- Exercise objective:
Go through the material below and copy all lines with "title".

- Stored rows:
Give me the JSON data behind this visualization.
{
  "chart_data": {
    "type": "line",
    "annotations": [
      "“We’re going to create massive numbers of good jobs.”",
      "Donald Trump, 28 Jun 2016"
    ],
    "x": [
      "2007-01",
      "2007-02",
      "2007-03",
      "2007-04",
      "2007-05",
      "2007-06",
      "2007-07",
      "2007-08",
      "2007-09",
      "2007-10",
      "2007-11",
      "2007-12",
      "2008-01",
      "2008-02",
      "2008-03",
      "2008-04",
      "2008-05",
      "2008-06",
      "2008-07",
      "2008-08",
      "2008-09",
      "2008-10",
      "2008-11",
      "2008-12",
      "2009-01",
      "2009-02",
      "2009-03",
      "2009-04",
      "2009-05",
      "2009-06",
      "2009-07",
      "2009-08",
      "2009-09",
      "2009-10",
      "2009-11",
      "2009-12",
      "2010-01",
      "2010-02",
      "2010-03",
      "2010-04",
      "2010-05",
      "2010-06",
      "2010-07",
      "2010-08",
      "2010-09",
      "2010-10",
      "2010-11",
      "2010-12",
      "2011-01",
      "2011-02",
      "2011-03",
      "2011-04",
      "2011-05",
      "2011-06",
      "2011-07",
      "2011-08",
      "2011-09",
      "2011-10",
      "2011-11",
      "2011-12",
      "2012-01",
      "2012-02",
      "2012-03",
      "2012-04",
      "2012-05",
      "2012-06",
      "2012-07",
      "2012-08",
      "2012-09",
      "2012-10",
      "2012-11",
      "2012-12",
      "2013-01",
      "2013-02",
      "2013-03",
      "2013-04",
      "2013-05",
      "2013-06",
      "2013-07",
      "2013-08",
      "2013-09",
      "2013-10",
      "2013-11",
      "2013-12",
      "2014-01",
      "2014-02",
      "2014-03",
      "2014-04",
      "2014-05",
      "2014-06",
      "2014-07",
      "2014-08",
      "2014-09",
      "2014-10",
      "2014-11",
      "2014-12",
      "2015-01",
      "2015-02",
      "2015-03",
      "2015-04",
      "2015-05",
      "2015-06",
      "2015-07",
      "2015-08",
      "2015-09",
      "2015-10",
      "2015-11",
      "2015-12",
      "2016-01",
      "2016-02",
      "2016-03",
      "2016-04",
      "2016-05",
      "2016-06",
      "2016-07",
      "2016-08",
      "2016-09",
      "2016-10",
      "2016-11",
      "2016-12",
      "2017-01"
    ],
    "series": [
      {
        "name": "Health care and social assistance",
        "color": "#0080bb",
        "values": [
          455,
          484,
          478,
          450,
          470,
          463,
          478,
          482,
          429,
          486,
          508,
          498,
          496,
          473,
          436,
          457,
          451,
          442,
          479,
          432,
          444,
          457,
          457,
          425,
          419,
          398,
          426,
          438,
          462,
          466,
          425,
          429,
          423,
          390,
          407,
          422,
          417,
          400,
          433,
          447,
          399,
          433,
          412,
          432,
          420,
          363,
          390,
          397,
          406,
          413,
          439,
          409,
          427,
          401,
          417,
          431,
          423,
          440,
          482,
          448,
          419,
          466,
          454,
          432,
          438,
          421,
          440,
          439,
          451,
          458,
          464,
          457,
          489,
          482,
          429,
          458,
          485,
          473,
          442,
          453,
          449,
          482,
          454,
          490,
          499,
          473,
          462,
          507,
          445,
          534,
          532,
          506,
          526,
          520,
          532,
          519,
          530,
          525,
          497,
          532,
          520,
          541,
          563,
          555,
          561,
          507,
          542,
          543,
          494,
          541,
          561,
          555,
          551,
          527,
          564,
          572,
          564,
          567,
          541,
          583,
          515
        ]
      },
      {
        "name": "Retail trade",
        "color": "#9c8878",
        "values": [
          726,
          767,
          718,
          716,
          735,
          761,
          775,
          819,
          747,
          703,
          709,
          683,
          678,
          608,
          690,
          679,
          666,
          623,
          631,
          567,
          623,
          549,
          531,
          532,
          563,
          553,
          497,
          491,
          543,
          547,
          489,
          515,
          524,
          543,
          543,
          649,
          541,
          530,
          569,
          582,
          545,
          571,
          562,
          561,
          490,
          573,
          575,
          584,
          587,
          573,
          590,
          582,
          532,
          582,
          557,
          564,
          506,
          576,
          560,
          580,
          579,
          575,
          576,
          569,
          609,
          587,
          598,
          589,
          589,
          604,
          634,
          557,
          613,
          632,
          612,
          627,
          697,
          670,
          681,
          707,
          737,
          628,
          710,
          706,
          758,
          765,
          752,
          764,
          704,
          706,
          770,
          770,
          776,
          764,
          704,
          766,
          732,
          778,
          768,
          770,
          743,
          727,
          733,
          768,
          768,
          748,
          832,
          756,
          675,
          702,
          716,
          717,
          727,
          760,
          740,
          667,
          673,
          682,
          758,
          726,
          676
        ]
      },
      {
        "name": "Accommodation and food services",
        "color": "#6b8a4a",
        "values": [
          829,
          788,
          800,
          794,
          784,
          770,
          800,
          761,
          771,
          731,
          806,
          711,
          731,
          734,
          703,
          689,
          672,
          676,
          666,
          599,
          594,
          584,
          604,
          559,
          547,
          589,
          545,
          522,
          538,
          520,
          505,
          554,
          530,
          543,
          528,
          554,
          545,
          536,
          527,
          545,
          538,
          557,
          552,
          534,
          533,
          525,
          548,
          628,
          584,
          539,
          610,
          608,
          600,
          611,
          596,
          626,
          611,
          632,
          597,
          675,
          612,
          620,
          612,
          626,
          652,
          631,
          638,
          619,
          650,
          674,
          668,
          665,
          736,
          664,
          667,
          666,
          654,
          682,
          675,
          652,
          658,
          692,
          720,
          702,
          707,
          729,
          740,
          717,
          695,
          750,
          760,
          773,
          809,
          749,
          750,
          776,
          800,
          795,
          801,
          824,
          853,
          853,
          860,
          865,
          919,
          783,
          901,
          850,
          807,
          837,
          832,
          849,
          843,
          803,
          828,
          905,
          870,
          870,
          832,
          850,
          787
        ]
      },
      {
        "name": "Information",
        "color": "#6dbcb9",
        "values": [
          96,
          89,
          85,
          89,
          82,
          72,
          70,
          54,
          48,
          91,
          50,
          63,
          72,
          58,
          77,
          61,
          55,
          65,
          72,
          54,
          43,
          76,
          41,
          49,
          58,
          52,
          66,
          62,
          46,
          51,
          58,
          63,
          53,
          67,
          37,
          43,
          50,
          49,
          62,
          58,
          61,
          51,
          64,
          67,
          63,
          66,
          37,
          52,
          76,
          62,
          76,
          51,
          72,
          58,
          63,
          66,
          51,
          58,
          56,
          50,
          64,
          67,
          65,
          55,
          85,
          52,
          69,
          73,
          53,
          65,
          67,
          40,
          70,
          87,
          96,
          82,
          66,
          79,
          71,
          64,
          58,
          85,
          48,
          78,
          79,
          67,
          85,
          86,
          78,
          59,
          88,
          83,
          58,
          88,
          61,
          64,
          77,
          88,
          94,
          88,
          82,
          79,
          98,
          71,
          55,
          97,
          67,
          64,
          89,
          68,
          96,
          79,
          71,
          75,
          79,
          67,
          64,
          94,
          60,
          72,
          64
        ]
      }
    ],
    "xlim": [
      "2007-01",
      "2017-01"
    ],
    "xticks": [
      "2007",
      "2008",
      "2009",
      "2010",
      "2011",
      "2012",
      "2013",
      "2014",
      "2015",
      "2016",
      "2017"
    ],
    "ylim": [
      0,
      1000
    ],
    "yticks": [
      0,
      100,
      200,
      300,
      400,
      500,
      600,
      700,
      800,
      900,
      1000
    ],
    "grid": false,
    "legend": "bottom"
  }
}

--

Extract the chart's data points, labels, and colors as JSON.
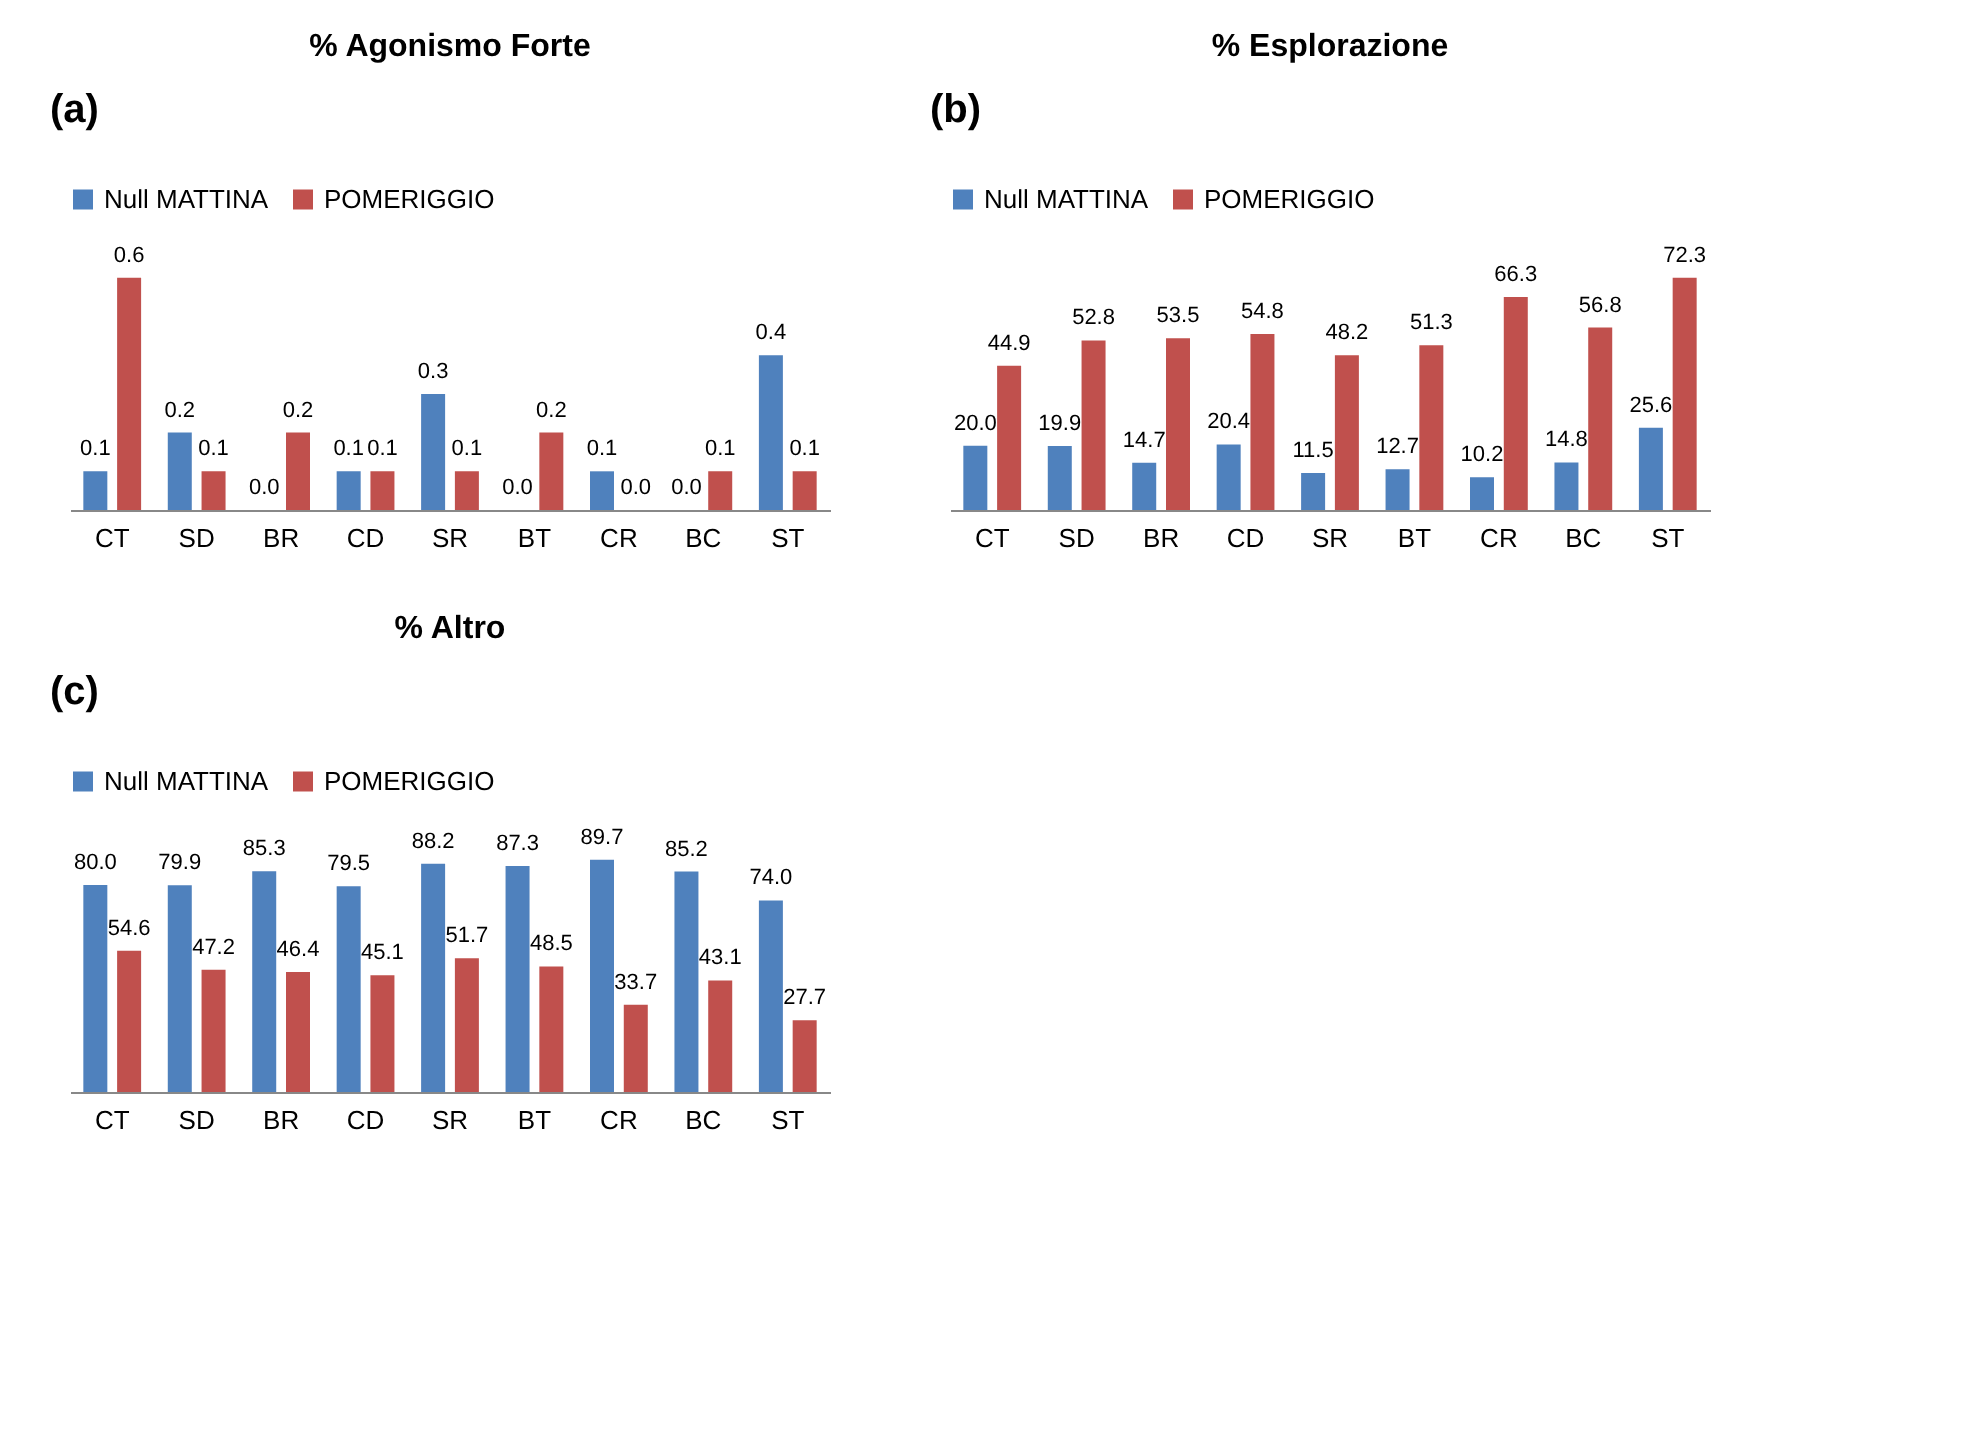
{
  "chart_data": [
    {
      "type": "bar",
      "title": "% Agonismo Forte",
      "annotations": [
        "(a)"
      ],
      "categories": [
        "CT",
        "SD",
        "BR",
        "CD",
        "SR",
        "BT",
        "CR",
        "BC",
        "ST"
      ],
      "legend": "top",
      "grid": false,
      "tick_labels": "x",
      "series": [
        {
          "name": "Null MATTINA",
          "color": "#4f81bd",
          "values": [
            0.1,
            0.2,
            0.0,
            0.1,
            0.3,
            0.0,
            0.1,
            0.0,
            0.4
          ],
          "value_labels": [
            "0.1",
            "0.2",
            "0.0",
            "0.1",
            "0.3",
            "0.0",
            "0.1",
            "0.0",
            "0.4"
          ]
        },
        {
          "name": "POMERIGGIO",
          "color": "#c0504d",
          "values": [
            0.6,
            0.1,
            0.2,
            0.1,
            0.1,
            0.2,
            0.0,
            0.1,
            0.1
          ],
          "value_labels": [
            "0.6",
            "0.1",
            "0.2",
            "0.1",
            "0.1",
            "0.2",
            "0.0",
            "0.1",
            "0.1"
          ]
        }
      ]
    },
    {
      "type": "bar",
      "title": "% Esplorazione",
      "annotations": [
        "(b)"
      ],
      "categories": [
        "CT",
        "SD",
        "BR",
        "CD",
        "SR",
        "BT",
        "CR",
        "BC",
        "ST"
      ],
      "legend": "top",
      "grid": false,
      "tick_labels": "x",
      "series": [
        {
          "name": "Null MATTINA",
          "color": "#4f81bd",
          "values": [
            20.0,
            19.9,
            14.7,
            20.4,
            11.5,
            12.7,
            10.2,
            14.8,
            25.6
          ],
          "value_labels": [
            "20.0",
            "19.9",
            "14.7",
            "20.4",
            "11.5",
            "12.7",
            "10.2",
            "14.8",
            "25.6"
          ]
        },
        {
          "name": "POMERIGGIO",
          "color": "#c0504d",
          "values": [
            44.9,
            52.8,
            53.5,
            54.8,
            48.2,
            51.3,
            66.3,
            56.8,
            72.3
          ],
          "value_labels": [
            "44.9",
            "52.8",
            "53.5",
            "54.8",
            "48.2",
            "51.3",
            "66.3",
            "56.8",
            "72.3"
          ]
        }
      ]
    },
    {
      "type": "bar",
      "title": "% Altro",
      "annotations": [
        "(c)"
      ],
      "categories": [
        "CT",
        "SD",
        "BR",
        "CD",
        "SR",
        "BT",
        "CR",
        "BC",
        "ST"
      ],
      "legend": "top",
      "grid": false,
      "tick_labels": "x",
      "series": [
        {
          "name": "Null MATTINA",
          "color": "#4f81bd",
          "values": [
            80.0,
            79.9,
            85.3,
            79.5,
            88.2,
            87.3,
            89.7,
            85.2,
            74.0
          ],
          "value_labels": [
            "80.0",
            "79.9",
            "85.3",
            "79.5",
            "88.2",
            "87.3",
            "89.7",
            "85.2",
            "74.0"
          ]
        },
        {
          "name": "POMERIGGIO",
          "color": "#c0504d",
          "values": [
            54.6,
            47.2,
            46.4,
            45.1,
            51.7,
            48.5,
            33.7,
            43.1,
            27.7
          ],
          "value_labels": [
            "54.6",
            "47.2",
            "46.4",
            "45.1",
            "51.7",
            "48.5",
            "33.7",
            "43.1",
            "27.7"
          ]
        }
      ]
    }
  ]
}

- Written solution:
      "title": "% Agonismo Forte",
      "title": "% Esplorazione",
      "title": "% Altro",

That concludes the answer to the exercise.